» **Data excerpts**
:::

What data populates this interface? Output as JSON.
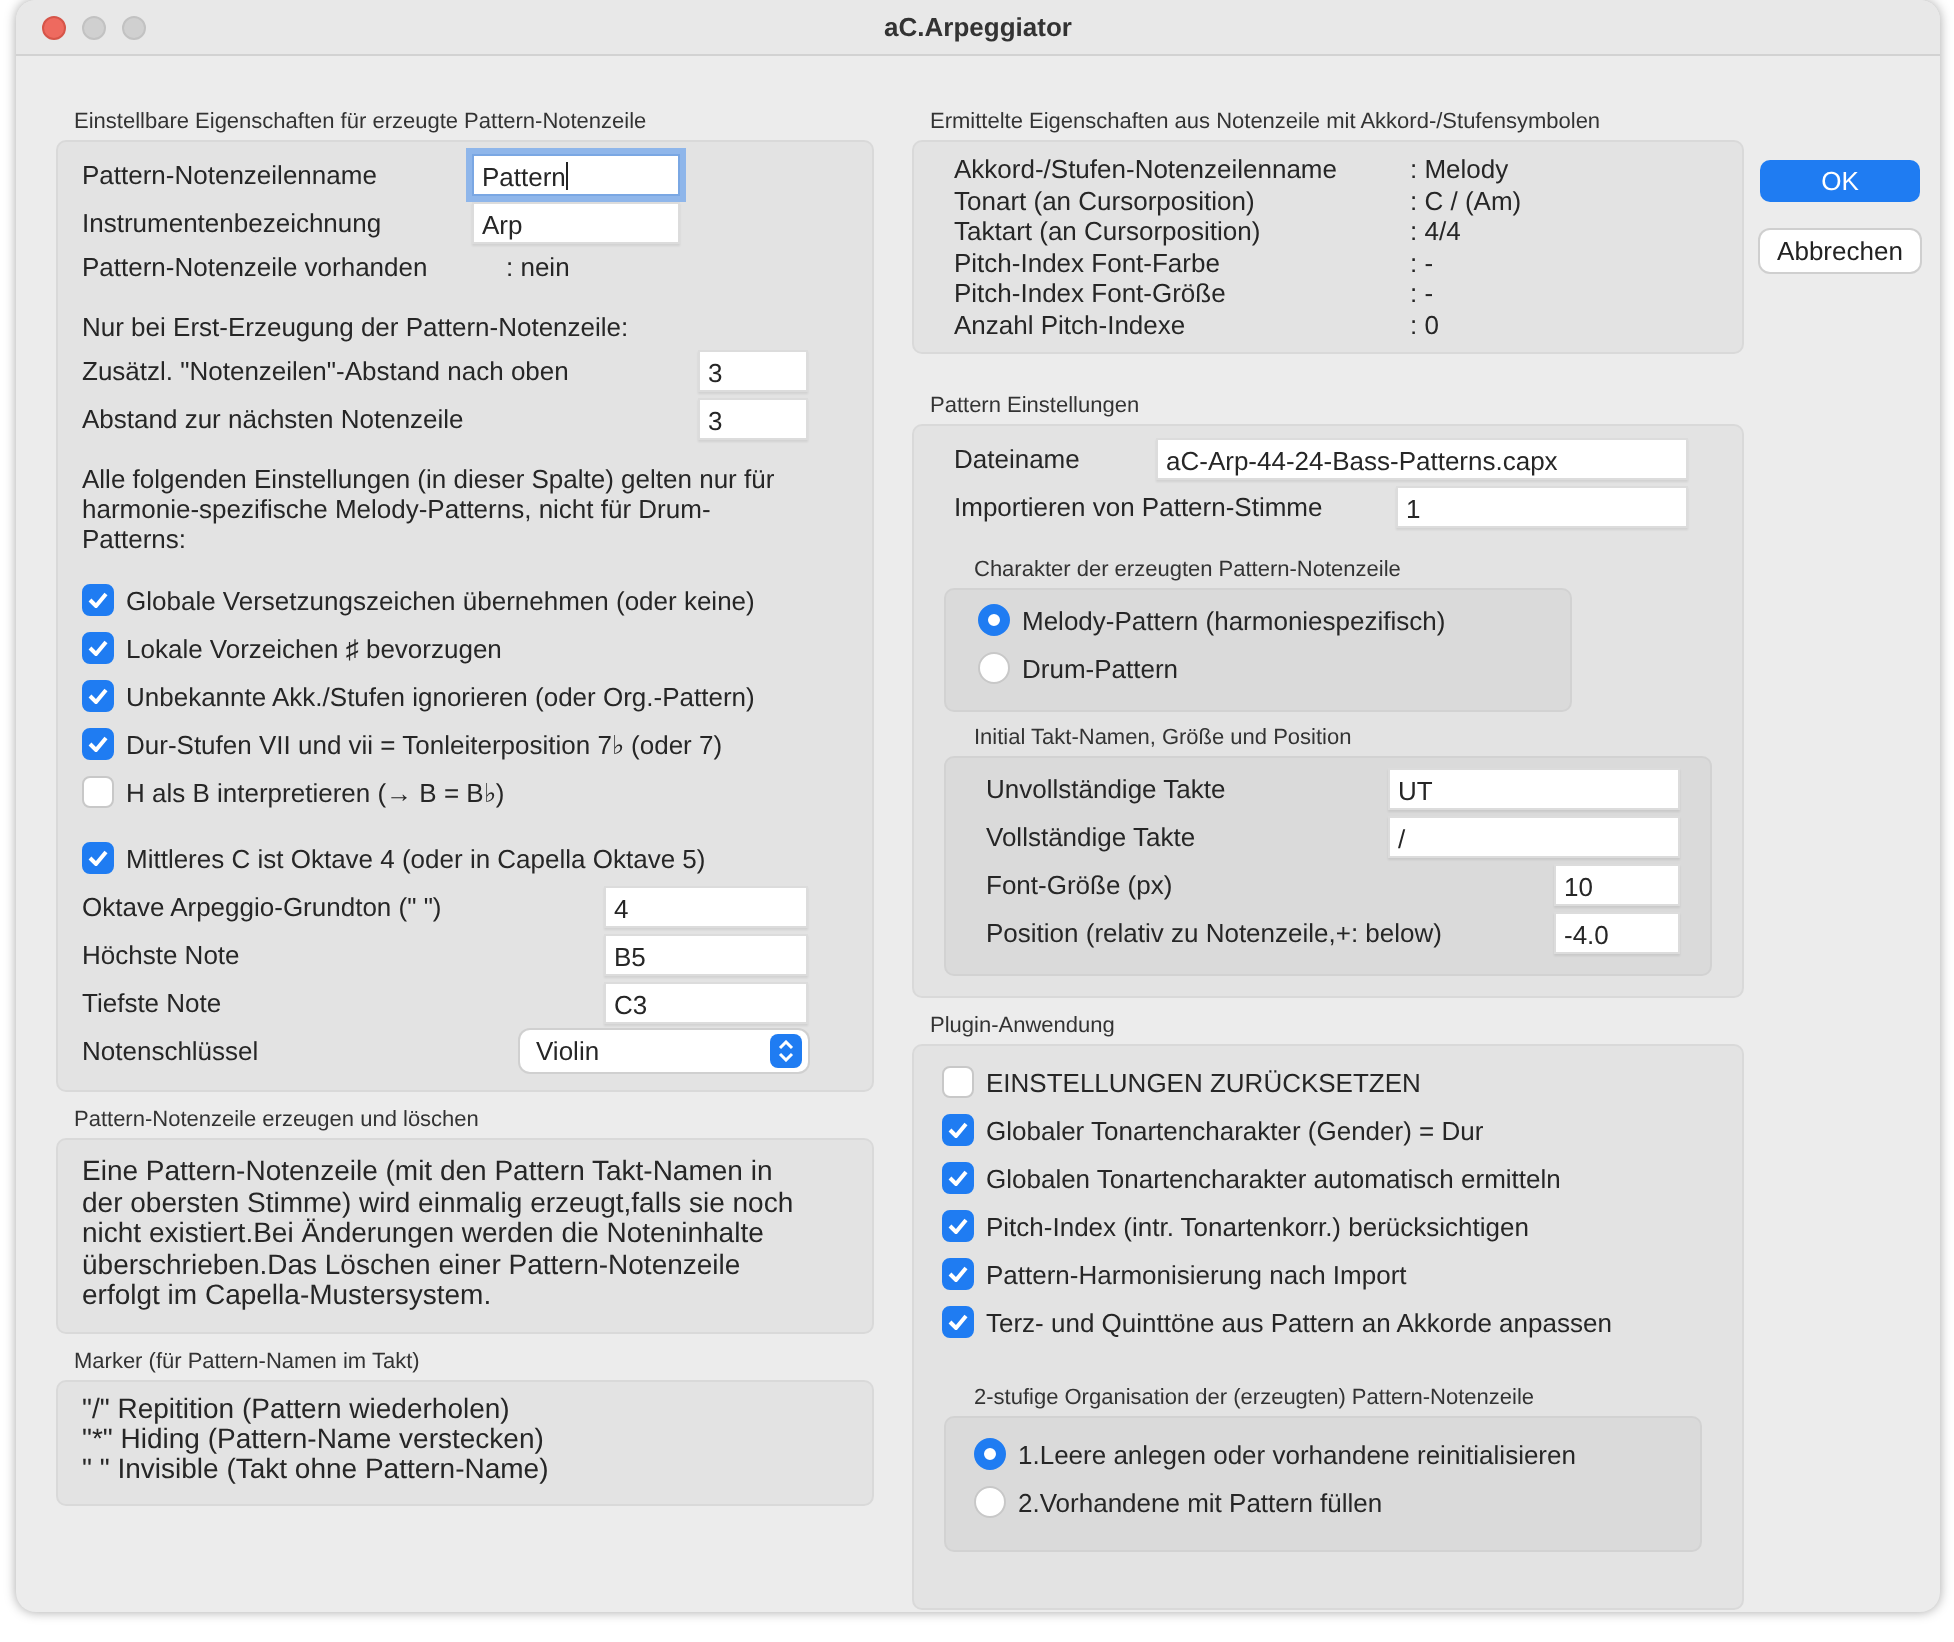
{
  "window": {
    "title": "aC.Arpeggiator"
  },
  "left_column": [
    {
      "title": "Einstellbare Eigenschaften für erzeugte Pattern-Notenzeile",
      "blocks": [
        [
          {
            "kind": "field",
            "label": "Pattern-Notenzeilenname",
            "value": "Pattern",
            "focused": true
          },
          {
            "kind": "field",
            "label": "Instrumentenbezeichnung",
            "value": "Arp",
            "focused": false
          },
          {
            "kind": "info",
            "label": "Pattern-Notenzeile vorhanden",
            "value": ": nein"
          }
        ],
        [
          {
            "kind": "text",
            "text": "Nur bei Erst-Erzeugung der Pattern-Notenzeile:"
          },
          {
            "kind": "field",
            "label": "Zusätzl. \"Notenzeilen\"-Abstand nach oben",
            "value": "3",
            "focused": false
          },
          {
            "kind": "field",
            "label": "Abstand zur nächsten Notenzeile",
            "value": "3",
            "focused": false
          }
        ],
        [
          {
            "kind": "text",
            "text": "Alle folgenden Einstellungen (in dieser Spalte) gelten nur für harmonie-spezifische Melody-Patterns, nicht für Drum-Patterns:"
          }
        ],
        [
          {
            "kind": "checkbox",
            "label": "Globale Versetzungszeichen übernehmen (oder keine)",
            "checked": true
          },
          {
            "kind": "checkbox",
            "label": "Lokale Vorzeichen ♯ bevorzugen",
            "checked": true
          },
          {
            "kind": "checkbox",
            "label": "Unbekannte Akk./Stufen ignorieren (oder Org.-Pattern)",
            "checked": true
          },
          {
            "kind": "checkbox",
            "label": "Dur-Stufen VII und vii = Tonleiterposition 7♭ (oder 7)",
            "checked": true
          },
          {
            "kind": "checkbox",
            "label": "H als B interpretieren (→ B = B♭)",
            "checked": false
          }
        ],
        [
          {
            "kind": "checkbox",
            "label": "Mittleres C ist Oktave 4 (oder in Capella Oktave 5)",
            "checked": true
          },
          {
            "kind": "field",
            "label": "Oktave Arpeggio-Grundton (\" \")",
            "value": "4",
            "focused": false
          },
          {
            "kind": "field",
            "label": "Höchste Note",
            "value": "B5",
            "focused": false
          },
          {
            "kind": "field",
            "label": "Tiefste Note",
            "value": "C3",
            "focused": false
          },
          {
            "kind": "select",
            "label": "Notenschlüssel",
            "value": "Violin"
          }
        ]
      ]
    },
    {
      "title": "Pattern-Notenzeile erzeugen und löschen",
      "blocks": [
        [
          {
            "kind": "text",
            "text": "Eine Pattern-Notenzeile (mit den Pattern Takt-Namen in der obersten Stimme) wird einmalig erzeugt,falls sie noch nicht existiert.Bei Änderungen werden die Noteninhalte überschrieben.Das Löschen einer Pattern-Notenzeile erfolgt im Capella-Mustersystem."
          }
        ]
      ]
    },
    {
      "title": "Marker (für Pattern-Namen im Takt)",
      "blocks": [
        [
          {
            "kind": "text",
            "text": "\"/\" Repitition (Pattern wiederholen)"
          },
          {
            "kind": "text",
            "text": "\"*\" Hiding (Pattern-Name verstecken)"
          },
          {
            "kind": "text",
            "text": "\" \" Invisible (Takt ohne Pattern-Name)"
          }
        ]
      ]
    }
  ],
  "right_column": [
    {
      "title": "Ermittelte Eigenschaften aus Notenzeile mit Akkord-/Stufensymbolen",
      "blocks": [
        [
          {
            "kind": "info",
            "label": "Akkord-/Stufen-Notenzeilenname",
            "value": ": Melody"
          },
          {
            "kind": "info",
            "label": "Tonart (an Cursorposition)",
            "value": ": C / (Am)"
          },
          {
            "kind": "info",
            "label": "Taktart (an Cursorposition)",
            "value": ": 4/4"
          },
          {
            "kind": "info",
            "label": "Pitch-Index Font-Farbe",
            "value": ": -"
          },
          {
            "kind": "info",
            "label": "Pitch-Index Font-Größe",
            "value": ": -"
          },
          {
            "kind": "info",
            "label": "Anzahl Pitch-Indexe",
            "value": ": 0"
          }
        ]
      ]
    },
    {
      "title": "Pattern Einstellungen",
      "blocks": [
        [
          {
            "kind": "field",
            "label": "Dateiname",
            "value": "aC-Arp-44-24-Bass-Patterns.capx",
            "focused": false
          },
          {
            "kind": "field",
            "label": "Importieren von Pattern-Stimme",
            "value": "1",
            "focused": false
          }
        ],
        [
          {
            "kind": "group",
            "title": "Charakter der erzeugten Pattern-Notenzeile",
            "blocks": [
              [
                {
                  "kind": "radio",
                  "label": "Melody-Pattern (harmoniespezifisch)",
                  "selected": true
                },
                {
                  "kind": "radio",
                  "label": "Drum-Pattern",
                  "selected": false
                }
              ]
            ]
          },
          {
            "kind": "group",
            "title": "Initial Takt-Namen, Größe und Position",
            "blocks": [
              [
                {
                  "kind": "field",
                  "label": "Unvollständige Takte",
                  "value": "UT",
                  "focused": false
                },
                {
                  "kind": "field",
                  "label": "Vollständige Takte",
                  "value": "/",
                  "focused": false
                },
                {
                  "kind": "field",
                  "label": "Font-Größe (px)",
                  "value": "10",
                  "focused": false
                },
                {
                  "kind": "field",
                  "label": "Position (relativ zu Notenzeile,+: below)",
                  "value": "-4.0",
                  "focused": false
                }
              ]
            ]
          }
        ]
      ]
    },
    {
      "title": "Plugin-Anwendung",
      "blocks": [
        [
          {
            "kind": "checkbox",
            "label": "EINSTELLUNGEN ZURÜCKSETZEN",
            "checked": false
          },
          {
            "kind": "checkbox",
            "label": "Globaler Tonartencharakter (Gender) = Dur",
            "checked": true
          },
          {
            "kind": "checkbox",
            "label": "Globalen Tonartencharakter automatisch ermitteln",
            "checked": true
          },
          {
            "kind": "checkbox",
            "label": "Pitch-Index (intr. Tonartenkorr.) berücksichtigen",
            "checked": true
          },
          {
            "kind": "checkbox",
            "label": "Pattern-Harmonisierung nach Import",
            "checked": true
          },
          {
            "kind": "checkbox",
            "label": "Terz- und Quinttöne aus Pattern an Akkorde anpassen",
            "checked": true
          }
        ],
        [
          {
            "kind": "group",
            "title": "2-stufige Organisation der (erzeugten) Pattern-Notenzeile",
            "blocks": [
              [
                {
                  "kind": "radio",
                  "label": "1.Leere anlegen oder vorhandene reinitialisieren",
                  "selected": true
                },
                {
                  "kind": "radio",
                  "label": "2.Vorhandene mit Pattern füllen",
                  "selected": false
                }
              ]
            ]
          }
        ]
      ]
    }
  ],
  "buttons": [
    {
      "label": "OK",
      "kind": "default"
    },
    {
      "label": "Abbrechen",
      "kind": "normal"
    }
  ]
}
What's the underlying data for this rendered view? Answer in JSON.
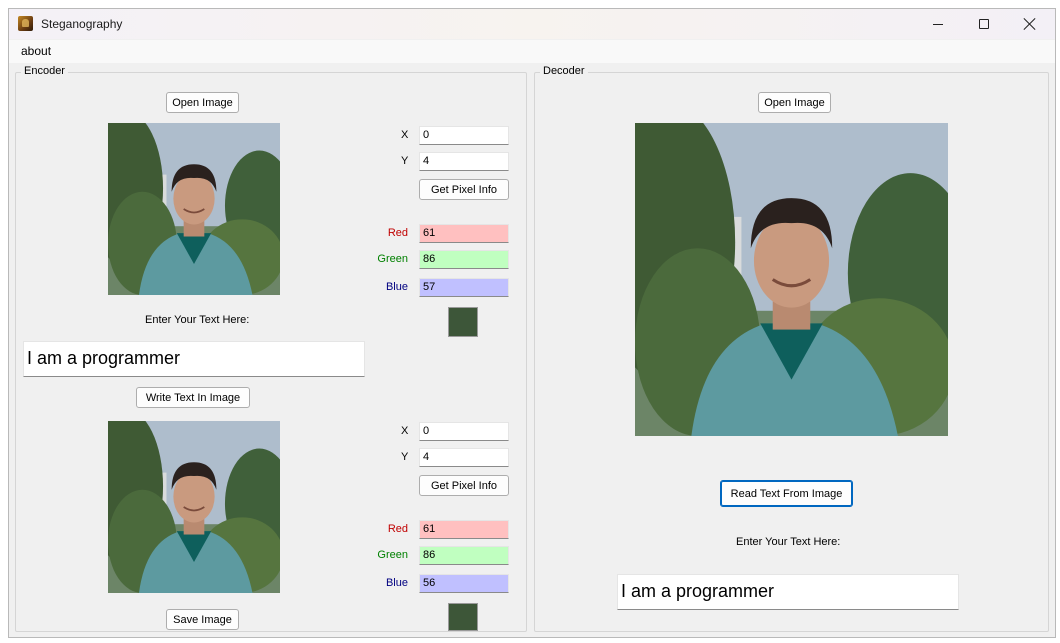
{
  "window": {
    "title": "Steganography",
    "icon": "app-image-icon"
  },
  "menu": {
    "items": [
      "about"
    ]
  },
  "encoder": {
    "title": "Encoder",
    "open_button": "Open Image",
    "top_pixel": {
      "x_label": "X",
      "x_value": "0",
      "y_label": "Y",
      "y_value": "4",
      "button": "Get Pixel Info",
      "red_label": "Red",
      "red_value": "61",
      "green_label": "Green",
      "green_value": "86",
      "blue_label": "Blue",
      "blue_value": "57",
      "swatch_color": "#3d5639"
    },
    "text_label": "Enter Your Text Here:",
    "text_value": "I am a programmer",
    "write_button": "Write Text In Image",
    "bottom_pixel": {
      "x_label": "X",
      "x_value": "0",
      "y_label": "Y",
      "y_value": "4",
      "button": "Get Pixel Info",
      "red_label": "Red",
      "red_value": "61",
      "green_label": "Green",
      "green_value": "86",
      "blue_label": "Blue",
      "blue_value": "56",
      "swatch_color": "#3d5638"
    },
    "save_button": "Save Image"
  },
  "decoder": {
    "title": "Decoder",
    "open_button": "Open Image",
    "read_button": "Read Text From Image",
    "text_label": "Enter Your Text Here:",
    "text_value": "I am a programmer"
  },
  "colors": {
    "red_label": "#c00000",
    "green_label": "#008000",
    "blue_label": "#000080",
    "focus_blue": "#0067c0"
  }
}
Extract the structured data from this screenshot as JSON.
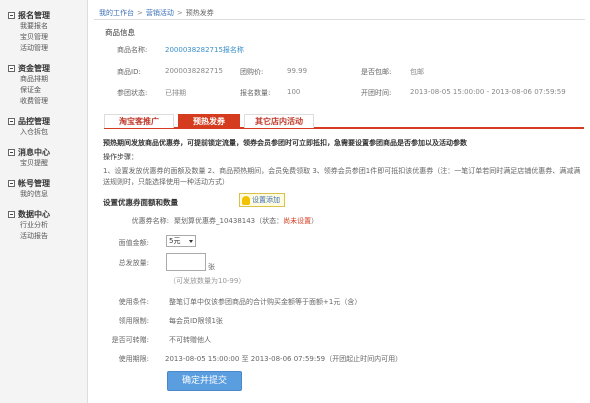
{
  "sidebar": {
    "groups": [
      {
        "title": "报名管理",
        "items": [
          "我要报名",
          "宝贝管理",
          "活动管理"
        ]
      },
      {
        "title": "资金管理",
        "items": [
          "商品排期",
          "保证金",
          "收费管理"
        ]
      },
      {
        "title": "品控管理",
        "items": [
          "入仓拆包"
        ]
      },
      {
        "title": "消息中心",
        "items": [
          "宝贝提醒"
        ]
      },
      {
        "title": "帐号管理",
        "items": [
          "我的信息"
        ]
      },
      {
        "title": "数据中心",
        "items": [
          "行业分析",
          "活动报告"
        ]
      }
    ]
  },
  "breadcrumb": {
    "home": "我的工作台",
    "level2": "营销活动",
    "current": "预热发券"
  },
  "product_info": {
    "section_title": "商品信息",
    "name_label": "商品名称:",
    "name_value": "2000038282715报名称",
    "id_label": "商品ID:",
    "id_value": "2000038282715",
    "group_price_label": "团购价:",
    "group_price_value": "99.99",
    "shipping_label": "是否包邮:",
    "shipping_value": "包邮",
    "status_label": "参团状态:",
    "status_value": "已排期",
    "count_label": "报名数量:",
    "count_value": "100",
    "open_time_label": "开团时间:",
    "open_time_value": "2013-08-05 15:00:00 - 2013-08-06 07:59:59"
  },
  "tabs": [
    "淘宝客推广",
    "预热发券",
    "其它店内活动"
  ],
  "notice": "预热期间发放商品优惠券，可提前锁定流量，领券会员参团时可立即抵扣，急需要设置参团商品是否参加以及活动参数",
  "steps_title": "操作步骤：",
  "steps_text": "1、设置发放优惠券的面额及数量 2、商品预热期间，会员免费领取 3、领券会员参团1件即可抵扣该优惠券（注：一笔订单若同时满足店铺优惠券、满减满送规则时，只能选择使用一种活动方式）",
  "coupon": {
    "section_title": "设置优惠券面额和数量",
    "help_label": "设置添加",
    "name_label": "优惠券名称:",
    "name_value": "聚划算优惠券_10438143（状态：",
    "status_value": "尚未设置",
    "status_close": "）",
    "amount_label": "面值金额:",
    "amount_value": "5元",
    "quantity_label": "总发放量:",
    "quantity_unit": "张",
    "quantity_hint": "（可发放数量为10-99）",
    "condition_label": "使用条件:",
    "condition_value": "整笔订单中仅该参团商品的合计购买金额等于面额+1元（含）",
    "limit_label": "领用限制:",
    "limit_value": "每会员ID限领1张",
    "transfer_label": "是否可转赠:",
    "transfer_value": "不可转赠他人",
    "period_label": "使用期限:",
    "period_value": "2013-08-05 15:00:00 至 2013-08-06 07:59:59（开团起止时间内可用）",
    "submit_label": "确定并提交"
  }
}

:::

» **What you should do**
Where a line holds "Eigenschaften", copy that line.

» **Finished task**
      "title": "Einstellbare Eigenschaften für erzeugte Pattern-Notenzeile",
      "title": "Ermittelte Eigenschaften aus Notenzeile mit Akkord-/Stufensymbolen",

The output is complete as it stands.